» What you need to do: Reproduce each line bearing the word "月折旧额".

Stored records

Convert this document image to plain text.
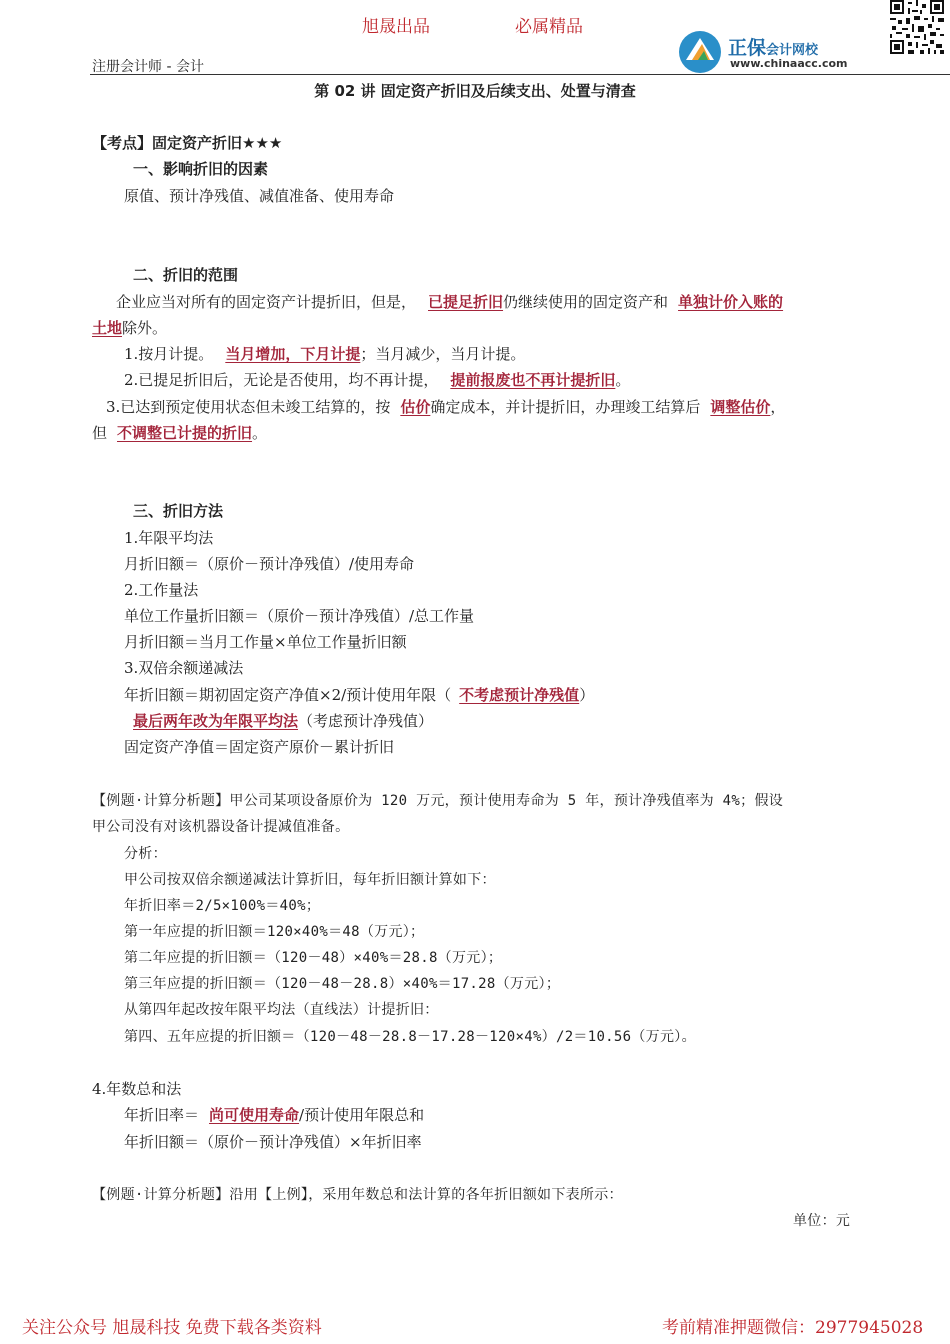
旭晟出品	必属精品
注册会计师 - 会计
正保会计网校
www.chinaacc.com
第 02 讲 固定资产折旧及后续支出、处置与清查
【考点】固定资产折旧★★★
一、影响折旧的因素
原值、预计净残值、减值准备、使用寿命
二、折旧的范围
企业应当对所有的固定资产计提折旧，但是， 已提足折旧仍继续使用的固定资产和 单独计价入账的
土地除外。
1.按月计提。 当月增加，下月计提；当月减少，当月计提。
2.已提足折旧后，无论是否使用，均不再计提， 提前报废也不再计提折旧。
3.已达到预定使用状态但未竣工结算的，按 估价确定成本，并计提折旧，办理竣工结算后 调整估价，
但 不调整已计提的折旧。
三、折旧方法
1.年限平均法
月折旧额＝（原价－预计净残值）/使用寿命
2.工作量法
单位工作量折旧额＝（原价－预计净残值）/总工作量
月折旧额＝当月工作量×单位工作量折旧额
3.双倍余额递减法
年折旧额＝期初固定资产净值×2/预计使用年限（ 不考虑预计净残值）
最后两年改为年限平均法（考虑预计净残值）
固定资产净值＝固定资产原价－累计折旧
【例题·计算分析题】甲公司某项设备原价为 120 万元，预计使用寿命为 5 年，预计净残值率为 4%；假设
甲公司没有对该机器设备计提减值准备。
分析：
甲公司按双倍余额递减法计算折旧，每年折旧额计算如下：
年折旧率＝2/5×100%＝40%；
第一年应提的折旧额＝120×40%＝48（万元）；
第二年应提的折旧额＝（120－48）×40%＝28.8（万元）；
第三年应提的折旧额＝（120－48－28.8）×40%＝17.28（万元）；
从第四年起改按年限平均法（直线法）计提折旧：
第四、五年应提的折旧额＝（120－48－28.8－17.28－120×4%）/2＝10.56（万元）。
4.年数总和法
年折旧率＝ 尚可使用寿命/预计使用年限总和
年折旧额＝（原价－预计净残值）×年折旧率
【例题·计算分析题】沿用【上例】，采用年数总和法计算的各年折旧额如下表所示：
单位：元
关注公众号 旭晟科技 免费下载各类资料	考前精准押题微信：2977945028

» The reply:
月折旧额＝（原价－预计净残值）/使用寿命
月折旧额＝当月工作量×单位工作量折旧额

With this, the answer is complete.